[start of EXTRACTED DATA]

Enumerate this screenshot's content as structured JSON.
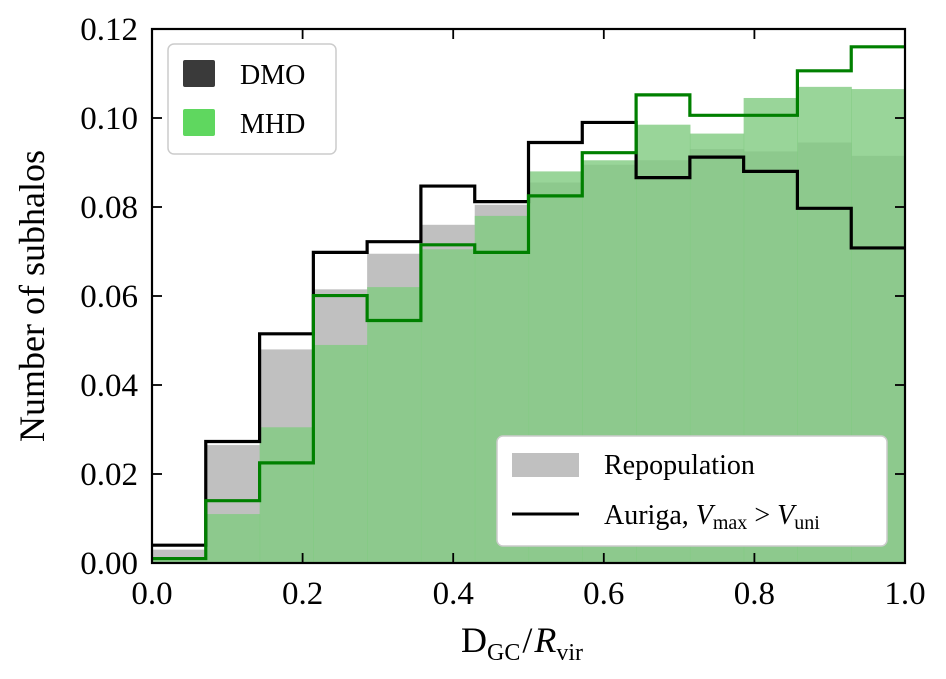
{
  "chart_data": {
    "type": "histogram",
    "xlabel": {
      "main": "D",
      "sub1": "GC",
      "sep": "/",
      "italic": "R",
      "sub2": "vir"
    },
    "ylabel": "Number of subhalos",
    "xlim": [
      0.0,
      1.0
    ],
    "ylim": [
      0.0,
      0.12
    ],
    "x_ticks": [
      0.0,
      0.2,
      0.4,
      0.6,
      0.8,
      1.0
    ],
    "x_tick_labels": [
      "0.0",
      "0.2",
      "0.4",
      "0.6",
      "0.8",
      "1.0"
    ],
    "y_ticks": [
      0.0,
      0.02,
      0.04,
      0.06,
      0.08,
      0.1,
      0.12
    ],
    "y_tick_labels": [
      "0.00",
      "0.02",
      "0.04",
      "0.06",
      "0.08",
      "0.10",
      "0.12"
    ],
    "bin_edges": [
      0.0,
      0.0714,
      0.1429,
      0.2143,
      0.2857,
      0.3571,
      0.4286,
      0.5,
      0.5714,
      0.6429,
      0.7143,
      0.7857,
      0.8571,
      0.9286,
      1.0
    ],
    "series": [
      {
        "name": "DMO",
        "kind": "repopulation-fill",
        "color": "#c0c0c0",
        "values": [
          0.003,
          0.0265,
          0.048,
          0.0615,
          0.0695,
          0.076,
          0.0805,
          0.0855,
          0.0895,
          0.0905,
          0.093,
          0.0925,
          0.0945,
          0.0915
        ]
      },
      {
        "name": "MHD",
        "kind": "repopulation-fill",
        "color": "#7fcb7f",
        "values": [
          0.001,
          0.011,
          0.0305,
          0.049,
          0.062,
          0.0705,
          0.078,
          0.088,
          0.0905,
          0.0985,
          0.0965,
          0.1045,
          0.107,
          0.1065
        ]
      },
      {
        "name": "DMO",
        "kind": "auriga-step",
        "color": "#000000",
        "values": [
          0.004,
          0.0273,
          0.0515,
          0.0698,
          0.0722,
          0.0847,
          0.0812,
          0.0945,
          0.099,
          0.0866,
          0.0912,
          0.088,
          0.0797,
          0.0708
        ]
      },
      {
        "name": "MHD",
        "kind": "auriga-step",
        "color": "#008000",
        "values": [
          0.001,
          0.014,
          0.0225,
          0.0601,
          0.0545,
          0.0715,
          0.0698,
          0.0825,
          0.0922,
          0.1052,
          0.1006,
          0.1006,
          0.1106,
          0.116
        ]
      }
    ],
    "legend_top_left": [
      {
        "label": "DMO",
        "color": "#3a3a3a"
      },
      {
        "label": "MHD",
        "color": "#5fd75f"
      }
    ],
    "legend_bottom_right": [
      {
        "label": "Repopulation",
        "style": "patch",
        "color": "#c0c0c0"
      },
      {
        "label_parts": {
          "pre": "Auriga, ",
          "v1": "V",
          "s1": "max",
          "op": " > ",
          "v2": "V",
          "s2": "uni"
        },
        "style": "line",
        "color": "#000000"
      }
    ]
  }
}
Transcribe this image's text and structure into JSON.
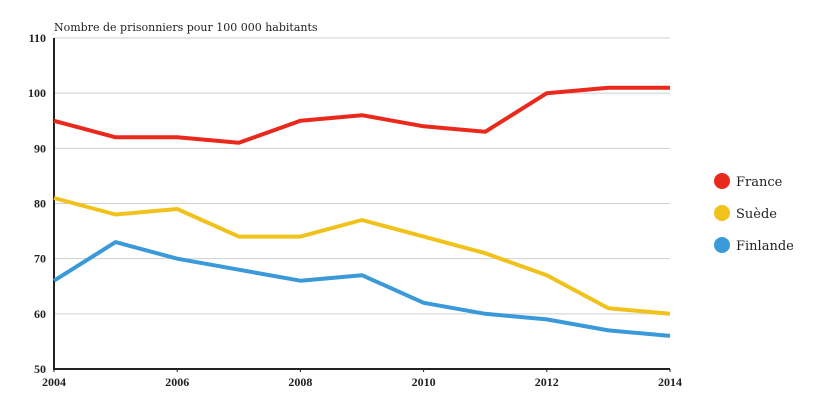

[end of EXTRACTED DATA]

■ **PROBLEM DESCRIPTION**
Write the records out once more, exactly as they appear, with no pictures.

■ **COMPLETE RESPONSE**
Enumerate this screenshot's content as structured JSON.
{
  "chart_data": {
    "type": "histogram",
    "xlabel": {
      "main": "D",
      "sub1": "GC",
      "sep": "/",
      "italic": "R",
      "sub2": "vir"
    },
    "ylabel": "Number of subhalos",
    "xlim": [
      0.0,
      1.0
    ],
    "ylim": [
      0.0,
      0.12
    ],
    "x_ticks": [
      0.0,
      0.2,
      0.4,
      0.6,
      0.8,
      1.0
    ],
    "x_tick_labels": [
      "0.0",
      "0.2",
      "0.4",
      "0.6",
      "0.8",
      "1.0"
    ],
    "y_ticks": [
      0.0,
      0.02,
      0.04,
      0.06,
      0.08,
      0.1,
      0.12
    ],
    "y_tick_labels": [
      "0.00",
      "0.02",
      "0.04",
      "0.06",
      "0.08",
      "0.10",
      "0.12"
    ],
    "bin_edges": [
      0.0,
      0.0714,
      0.1429,
      0.2143,
      0.2857,
      0.3571,
      0.4286,
      0.5,
      0.5714,
      0.6429,
      0.7143,
      0.7857,
      0.8571,
      0.9286,
      1.0
    ],
    "series": [
      {
        "name": "DMO",
        "kind": "repopulation-fill",
        "color": "#c0c0c0",
        "values": [
          0.003,
          0.0265,
          0.048,
          0.0615,
          0.0695,
          0.076,
          0.0805,
          0.0855,
          0.0895,
          0.0905,
          0.093,
          0.0925,
          0.0945,
          0.0915
        ]
      },
      {
        "name": "MHD",
        "kind": "repopulation-fill",
        "color": "#7fcb7f",
        "values": [
          0.001,
          0.011,
          0.0305,
          0.049,
          0.062,
          0.0705,
          0.078,
          0.088,
          0.0905,
          0.0985,
          0.0965,
          0.1045,
          0.107,
          0.1065
        ]
      },
      {
        "name": "DMO",
        "kind": "auriga-step",
        "color": "#000000",
        "values": [
          0.004,
          0.0273,
          0.0515,
          0.0698,
          0.0722,
          0.0847,
          0.0812,
          0.0945,
          0.099,
          0.0866,
          0.0912,
          0.088,
          0.0797,
          0.0708
        ]
      },
      {
        "name": "MHD",
        "kind": "auriga-step",
        "color": "#008000",
        "values": [
          0.001,
          0.014,
          0.0225,
          0.0601,
          0.0545,
          0.0715,
          0.0698,
          0.0825,
          0.0922,
          0.1052,
          0.1006,
          0.1006,
          0.1106,
          0.116
        ]
      }
    ],
    "legend_top_left": [
      {
        "label": "DMO",
        "color": "#3a3a3a"
      },
      {
        "label": "MHD",
        "color": "#5fd75f"
      }
    ],
    "legend_bottom_right": [
      {
        "label": "Repopulation",
        "style": "patch",
        "color": "#c0c0c0"
      },
      {
        "label_parts": {
          "pre": "Auriga, ",
          "v1": "V",
          "s1": "max",
          "op": " > ",
          "v2": "V",
          "s2": "uni"
        },
        "style": "line",
        "color": "#000000"
      }
    ]
  }
}
Transcribe this image's text and structure into JSON.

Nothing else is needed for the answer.